-------- RECORDED INFORMATION --------

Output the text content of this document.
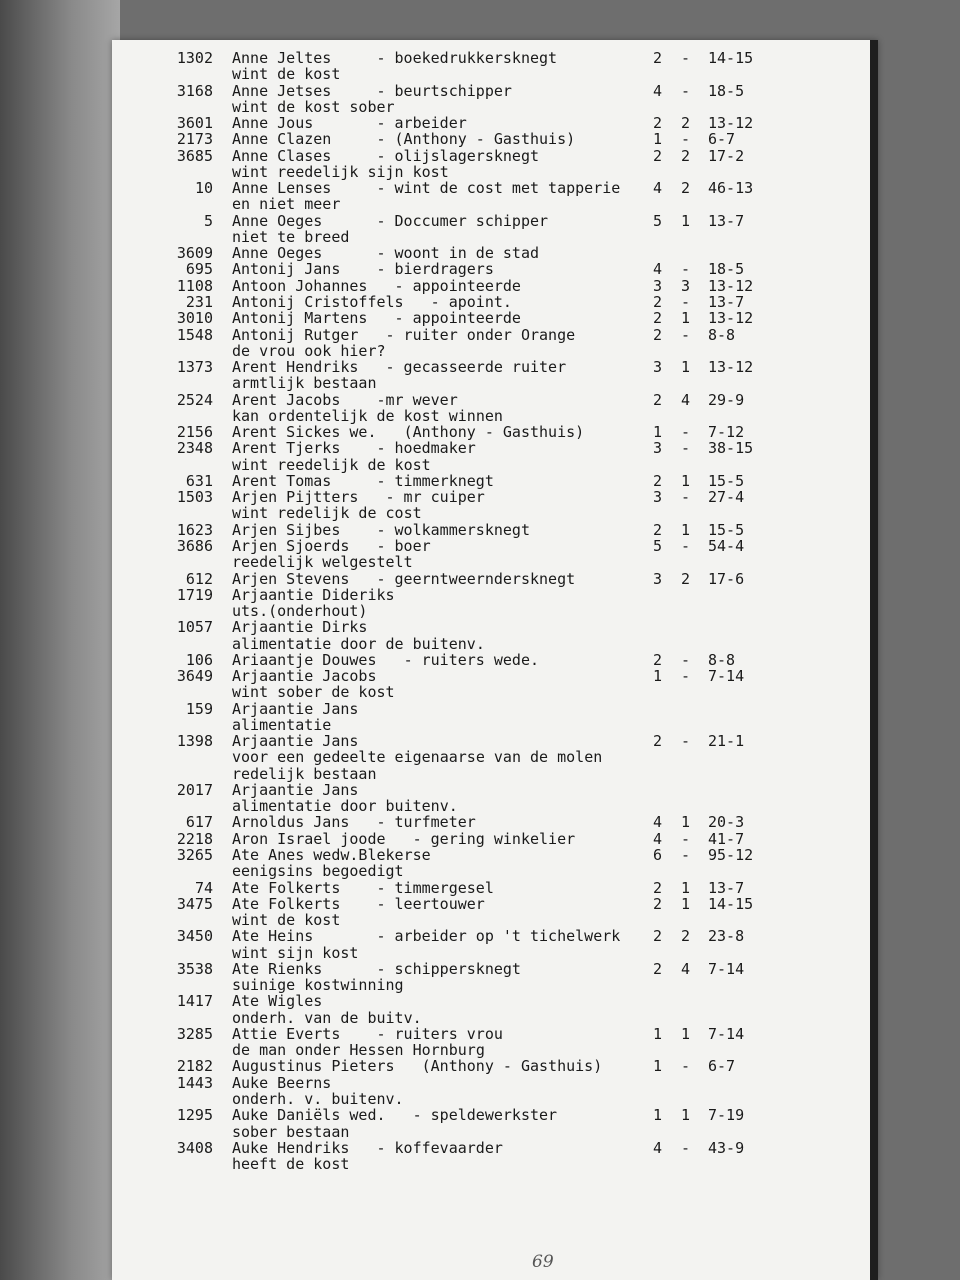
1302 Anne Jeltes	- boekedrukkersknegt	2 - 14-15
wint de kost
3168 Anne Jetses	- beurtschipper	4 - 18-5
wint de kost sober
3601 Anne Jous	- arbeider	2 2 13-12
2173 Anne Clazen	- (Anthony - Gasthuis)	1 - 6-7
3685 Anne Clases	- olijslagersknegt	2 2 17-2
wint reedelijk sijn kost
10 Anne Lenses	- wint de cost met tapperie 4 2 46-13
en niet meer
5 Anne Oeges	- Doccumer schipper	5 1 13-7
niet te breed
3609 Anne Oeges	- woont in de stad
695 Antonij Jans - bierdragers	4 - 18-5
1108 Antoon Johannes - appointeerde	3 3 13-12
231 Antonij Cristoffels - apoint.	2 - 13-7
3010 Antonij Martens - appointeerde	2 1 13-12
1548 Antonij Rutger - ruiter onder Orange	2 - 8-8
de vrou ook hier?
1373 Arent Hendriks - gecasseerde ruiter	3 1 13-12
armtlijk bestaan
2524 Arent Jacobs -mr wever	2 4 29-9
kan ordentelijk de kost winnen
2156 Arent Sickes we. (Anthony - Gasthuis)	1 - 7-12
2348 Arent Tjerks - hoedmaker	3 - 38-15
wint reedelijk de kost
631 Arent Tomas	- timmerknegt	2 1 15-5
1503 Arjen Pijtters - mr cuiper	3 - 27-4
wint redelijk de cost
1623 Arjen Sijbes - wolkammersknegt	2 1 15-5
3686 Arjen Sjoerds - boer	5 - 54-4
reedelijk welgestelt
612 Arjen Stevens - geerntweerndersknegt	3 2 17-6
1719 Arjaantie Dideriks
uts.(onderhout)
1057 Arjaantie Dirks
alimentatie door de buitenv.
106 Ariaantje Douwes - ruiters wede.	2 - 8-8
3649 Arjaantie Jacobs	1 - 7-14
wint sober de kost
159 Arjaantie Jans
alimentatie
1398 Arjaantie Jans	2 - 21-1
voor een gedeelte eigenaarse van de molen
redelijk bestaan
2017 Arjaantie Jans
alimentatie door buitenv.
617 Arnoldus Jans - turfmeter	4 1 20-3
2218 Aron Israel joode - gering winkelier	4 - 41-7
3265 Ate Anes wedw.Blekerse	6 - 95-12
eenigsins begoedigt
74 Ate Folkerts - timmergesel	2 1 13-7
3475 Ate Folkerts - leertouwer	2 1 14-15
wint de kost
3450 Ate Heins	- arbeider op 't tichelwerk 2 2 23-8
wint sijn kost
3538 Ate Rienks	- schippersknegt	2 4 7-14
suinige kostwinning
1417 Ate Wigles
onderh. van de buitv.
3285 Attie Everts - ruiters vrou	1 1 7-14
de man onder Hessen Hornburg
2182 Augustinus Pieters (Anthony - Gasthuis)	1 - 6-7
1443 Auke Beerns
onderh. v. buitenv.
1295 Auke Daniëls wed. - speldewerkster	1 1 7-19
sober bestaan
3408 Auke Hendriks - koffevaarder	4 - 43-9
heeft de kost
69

--------
-------- RECORDED INFORMATION --------

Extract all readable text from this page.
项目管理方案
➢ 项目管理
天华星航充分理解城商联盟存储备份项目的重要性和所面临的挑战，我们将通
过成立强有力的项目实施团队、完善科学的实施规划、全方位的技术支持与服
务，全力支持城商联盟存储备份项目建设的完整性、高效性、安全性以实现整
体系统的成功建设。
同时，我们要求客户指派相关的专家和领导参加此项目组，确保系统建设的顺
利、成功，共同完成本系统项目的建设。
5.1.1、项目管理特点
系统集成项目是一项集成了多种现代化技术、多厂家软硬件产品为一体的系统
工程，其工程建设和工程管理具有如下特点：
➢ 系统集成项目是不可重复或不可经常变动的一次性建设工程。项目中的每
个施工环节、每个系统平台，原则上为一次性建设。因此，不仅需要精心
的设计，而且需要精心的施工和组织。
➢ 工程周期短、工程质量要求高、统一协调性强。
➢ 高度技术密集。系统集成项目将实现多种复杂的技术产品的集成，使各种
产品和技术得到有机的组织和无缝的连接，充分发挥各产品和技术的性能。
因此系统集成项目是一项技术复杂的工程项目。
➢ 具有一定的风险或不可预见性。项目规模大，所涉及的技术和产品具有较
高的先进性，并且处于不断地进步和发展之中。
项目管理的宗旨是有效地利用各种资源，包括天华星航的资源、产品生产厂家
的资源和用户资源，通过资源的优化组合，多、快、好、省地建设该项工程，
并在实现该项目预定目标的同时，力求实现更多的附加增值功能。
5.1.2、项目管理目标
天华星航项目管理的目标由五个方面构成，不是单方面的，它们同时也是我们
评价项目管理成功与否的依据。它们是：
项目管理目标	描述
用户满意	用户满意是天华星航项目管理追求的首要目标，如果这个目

--------
-------- RECORDED INFORMATION --------

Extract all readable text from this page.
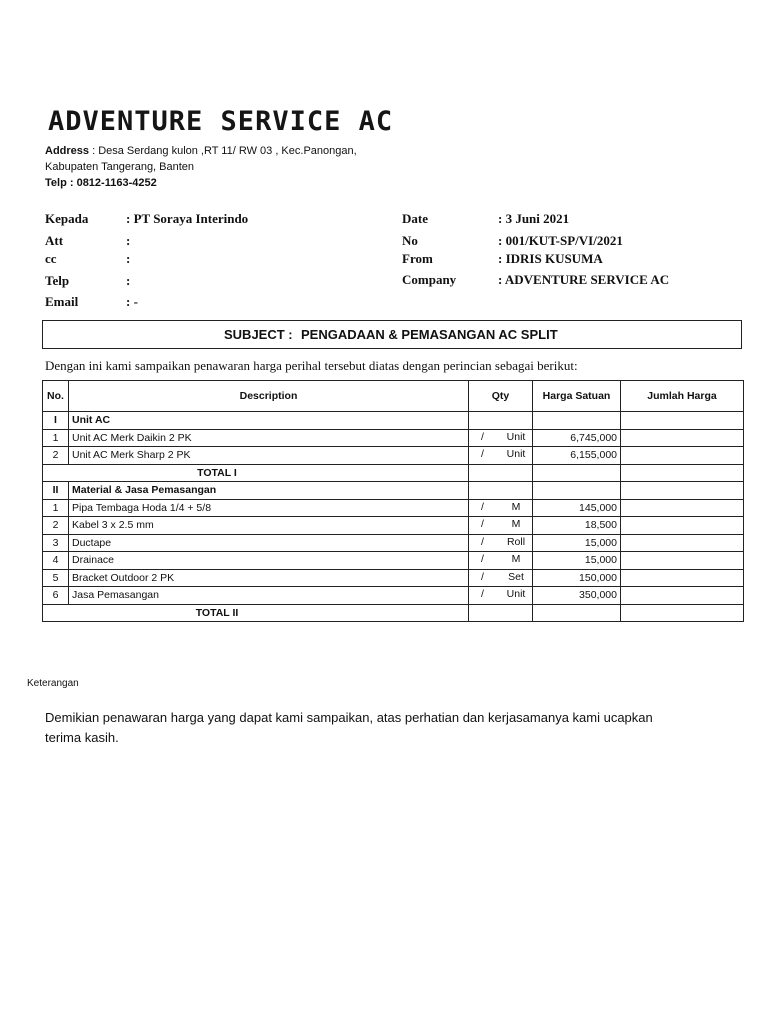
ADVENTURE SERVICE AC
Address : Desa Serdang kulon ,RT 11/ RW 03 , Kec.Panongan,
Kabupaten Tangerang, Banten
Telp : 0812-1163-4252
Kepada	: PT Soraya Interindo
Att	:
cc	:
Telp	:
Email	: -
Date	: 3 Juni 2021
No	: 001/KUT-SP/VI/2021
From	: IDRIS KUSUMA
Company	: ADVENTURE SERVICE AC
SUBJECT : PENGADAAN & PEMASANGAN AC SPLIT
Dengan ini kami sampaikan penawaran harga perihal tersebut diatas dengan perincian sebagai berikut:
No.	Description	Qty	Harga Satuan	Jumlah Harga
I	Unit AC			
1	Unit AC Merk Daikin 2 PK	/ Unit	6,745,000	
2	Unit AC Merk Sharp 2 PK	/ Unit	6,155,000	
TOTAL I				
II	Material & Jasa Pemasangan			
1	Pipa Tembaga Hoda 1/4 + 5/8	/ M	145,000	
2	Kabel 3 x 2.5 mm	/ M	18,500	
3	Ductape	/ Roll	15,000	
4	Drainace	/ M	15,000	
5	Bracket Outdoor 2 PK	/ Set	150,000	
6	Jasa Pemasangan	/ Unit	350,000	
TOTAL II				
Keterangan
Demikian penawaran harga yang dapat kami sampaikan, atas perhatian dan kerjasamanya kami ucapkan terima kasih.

--------

EXERCISE DESCRIPTION: Go through the records and pull out each line that includes the word "Hendriks".

ANSWER BELOW:
1373 Arent Hendriks - gecasseerde ruiter	3 1 13-12
3408 Auke Hendriks - koffevaarder	4 - 43-9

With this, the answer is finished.